*Work to be completed*:
From the listing below, pick out each line with the word "JSON".

*Record set*:
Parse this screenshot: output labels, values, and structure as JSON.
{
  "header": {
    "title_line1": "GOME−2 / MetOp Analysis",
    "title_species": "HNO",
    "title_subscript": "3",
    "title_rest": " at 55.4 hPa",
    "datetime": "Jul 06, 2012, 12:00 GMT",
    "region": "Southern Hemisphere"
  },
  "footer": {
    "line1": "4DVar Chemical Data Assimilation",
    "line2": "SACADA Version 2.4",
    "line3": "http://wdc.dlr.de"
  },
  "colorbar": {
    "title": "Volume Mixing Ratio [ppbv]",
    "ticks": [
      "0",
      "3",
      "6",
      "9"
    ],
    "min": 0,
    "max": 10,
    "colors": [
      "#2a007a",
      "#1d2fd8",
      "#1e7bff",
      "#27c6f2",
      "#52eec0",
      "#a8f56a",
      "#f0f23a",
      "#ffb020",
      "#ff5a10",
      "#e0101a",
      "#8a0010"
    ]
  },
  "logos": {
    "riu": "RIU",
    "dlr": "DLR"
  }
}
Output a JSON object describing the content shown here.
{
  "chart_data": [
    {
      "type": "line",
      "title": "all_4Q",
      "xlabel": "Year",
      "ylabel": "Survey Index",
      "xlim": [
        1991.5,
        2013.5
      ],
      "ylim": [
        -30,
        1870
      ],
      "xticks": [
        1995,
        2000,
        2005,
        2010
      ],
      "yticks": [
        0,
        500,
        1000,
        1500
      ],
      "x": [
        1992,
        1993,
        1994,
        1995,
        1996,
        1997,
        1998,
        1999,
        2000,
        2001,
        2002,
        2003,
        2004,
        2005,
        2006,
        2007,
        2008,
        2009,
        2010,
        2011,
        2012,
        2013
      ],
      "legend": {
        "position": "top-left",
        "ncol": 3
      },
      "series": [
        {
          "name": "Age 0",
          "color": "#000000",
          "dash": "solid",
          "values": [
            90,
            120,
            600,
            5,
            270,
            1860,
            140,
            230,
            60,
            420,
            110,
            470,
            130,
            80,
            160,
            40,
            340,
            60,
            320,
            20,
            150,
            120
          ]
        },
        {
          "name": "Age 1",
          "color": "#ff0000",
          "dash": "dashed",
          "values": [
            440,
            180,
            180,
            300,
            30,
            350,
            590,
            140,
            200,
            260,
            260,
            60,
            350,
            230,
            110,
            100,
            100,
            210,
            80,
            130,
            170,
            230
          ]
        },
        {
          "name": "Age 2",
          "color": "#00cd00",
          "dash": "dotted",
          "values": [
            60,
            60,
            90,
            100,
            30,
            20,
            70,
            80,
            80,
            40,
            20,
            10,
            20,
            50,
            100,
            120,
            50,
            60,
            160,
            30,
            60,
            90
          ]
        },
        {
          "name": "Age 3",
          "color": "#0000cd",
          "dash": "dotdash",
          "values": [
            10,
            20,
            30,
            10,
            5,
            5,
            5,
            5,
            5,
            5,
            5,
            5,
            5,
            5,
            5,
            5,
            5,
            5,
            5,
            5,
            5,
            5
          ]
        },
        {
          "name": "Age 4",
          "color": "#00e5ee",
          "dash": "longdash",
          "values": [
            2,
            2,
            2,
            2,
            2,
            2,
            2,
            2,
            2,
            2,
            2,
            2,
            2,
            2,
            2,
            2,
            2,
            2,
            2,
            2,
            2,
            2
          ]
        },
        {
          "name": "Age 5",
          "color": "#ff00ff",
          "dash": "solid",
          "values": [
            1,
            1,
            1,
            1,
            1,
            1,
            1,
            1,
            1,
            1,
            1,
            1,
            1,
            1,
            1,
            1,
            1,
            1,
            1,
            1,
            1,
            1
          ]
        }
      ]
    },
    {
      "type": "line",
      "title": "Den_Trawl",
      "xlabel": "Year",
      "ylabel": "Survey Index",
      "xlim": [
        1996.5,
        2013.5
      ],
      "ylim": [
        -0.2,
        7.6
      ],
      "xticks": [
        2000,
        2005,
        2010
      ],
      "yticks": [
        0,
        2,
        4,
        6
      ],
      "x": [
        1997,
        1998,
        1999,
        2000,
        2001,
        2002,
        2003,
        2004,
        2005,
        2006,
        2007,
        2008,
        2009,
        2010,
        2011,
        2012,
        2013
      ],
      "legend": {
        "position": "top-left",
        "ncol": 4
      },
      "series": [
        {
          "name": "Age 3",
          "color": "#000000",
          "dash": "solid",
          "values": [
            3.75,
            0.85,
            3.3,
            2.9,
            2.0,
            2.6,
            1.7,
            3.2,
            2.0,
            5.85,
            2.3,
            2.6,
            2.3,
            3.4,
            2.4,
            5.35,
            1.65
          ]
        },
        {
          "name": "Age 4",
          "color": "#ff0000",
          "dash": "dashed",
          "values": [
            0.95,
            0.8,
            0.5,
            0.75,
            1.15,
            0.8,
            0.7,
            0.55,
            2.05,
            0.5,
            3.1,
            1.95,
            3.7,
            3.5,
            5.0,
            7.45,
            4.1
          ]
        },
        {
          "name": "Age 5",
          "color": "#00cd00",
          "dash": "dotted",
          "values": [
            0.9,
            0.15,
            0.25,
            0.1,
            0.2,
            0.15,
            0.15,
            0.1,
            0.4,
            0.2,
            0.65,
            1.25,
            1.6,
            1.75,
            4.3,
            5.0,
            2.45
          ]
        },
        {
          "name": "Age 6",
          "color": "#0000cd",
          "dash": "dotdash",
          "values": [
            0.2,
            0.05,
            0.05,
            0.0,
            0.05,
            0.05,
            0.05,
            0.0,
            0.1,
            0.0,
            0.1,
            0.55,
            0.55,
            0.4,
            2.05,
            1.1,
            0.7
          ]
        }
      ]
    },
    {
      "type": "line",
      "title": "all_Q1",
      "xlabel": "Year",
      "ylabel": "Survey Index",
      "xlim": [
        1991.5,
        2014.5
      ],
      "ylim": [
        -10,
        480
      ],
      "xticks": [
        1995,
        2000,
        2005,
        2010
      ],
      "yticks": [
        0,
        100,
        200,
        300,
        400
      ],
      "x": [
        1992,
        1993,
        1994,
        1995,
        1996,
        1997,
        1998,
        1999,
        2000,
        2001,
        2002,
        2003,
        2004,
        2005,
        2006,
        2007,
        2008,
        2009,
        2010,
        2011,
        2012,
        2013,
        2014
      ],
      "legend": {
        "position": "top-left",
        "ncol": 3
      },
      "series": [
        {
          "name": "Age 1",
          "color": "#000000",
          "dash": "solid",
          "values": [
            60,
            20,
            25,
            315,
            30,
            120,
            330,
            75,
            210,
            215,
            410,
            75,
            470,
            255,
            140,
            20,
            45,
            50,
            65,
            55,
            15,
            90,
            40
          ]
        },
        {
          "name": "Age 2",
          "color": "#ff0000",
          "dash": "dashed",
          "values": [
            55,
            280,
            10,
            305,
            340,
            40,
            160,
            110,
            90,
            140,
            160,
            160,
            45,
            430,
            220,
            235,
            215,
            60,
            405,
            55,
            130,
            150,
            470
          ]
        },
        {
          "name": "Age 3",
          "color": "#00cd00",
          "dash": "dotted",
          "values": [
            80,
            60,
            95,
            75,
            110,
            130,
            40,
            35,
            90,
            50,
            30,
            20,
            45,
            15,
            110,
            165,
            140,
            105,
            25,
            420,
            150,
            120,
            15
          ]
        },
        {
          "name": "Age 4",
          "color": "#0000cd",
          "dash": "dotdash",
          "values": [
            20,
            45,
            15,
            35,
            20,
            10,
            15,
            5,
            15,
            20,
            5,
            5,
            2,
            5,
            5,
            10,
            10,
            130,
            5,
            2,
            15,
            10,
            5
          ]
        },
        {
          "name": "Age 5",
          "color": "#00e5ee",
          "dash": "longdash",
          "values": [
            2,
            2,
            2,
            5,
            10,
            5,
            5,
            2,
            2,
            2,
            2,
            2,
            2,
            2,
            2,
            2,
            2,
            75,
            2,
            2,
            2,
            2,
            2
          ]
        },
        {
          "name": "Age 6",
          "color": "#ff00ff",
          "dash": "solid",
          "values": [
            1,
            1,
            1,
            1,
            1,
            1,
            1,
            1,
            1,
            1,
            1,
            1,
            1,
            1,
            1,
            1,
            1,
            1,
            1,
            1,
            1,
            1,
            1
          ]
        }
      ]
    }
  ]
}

*Written answer*:
Parse this screenshot: output labels, values, and structure as JSON.
Output a JSON object describing the content shown here.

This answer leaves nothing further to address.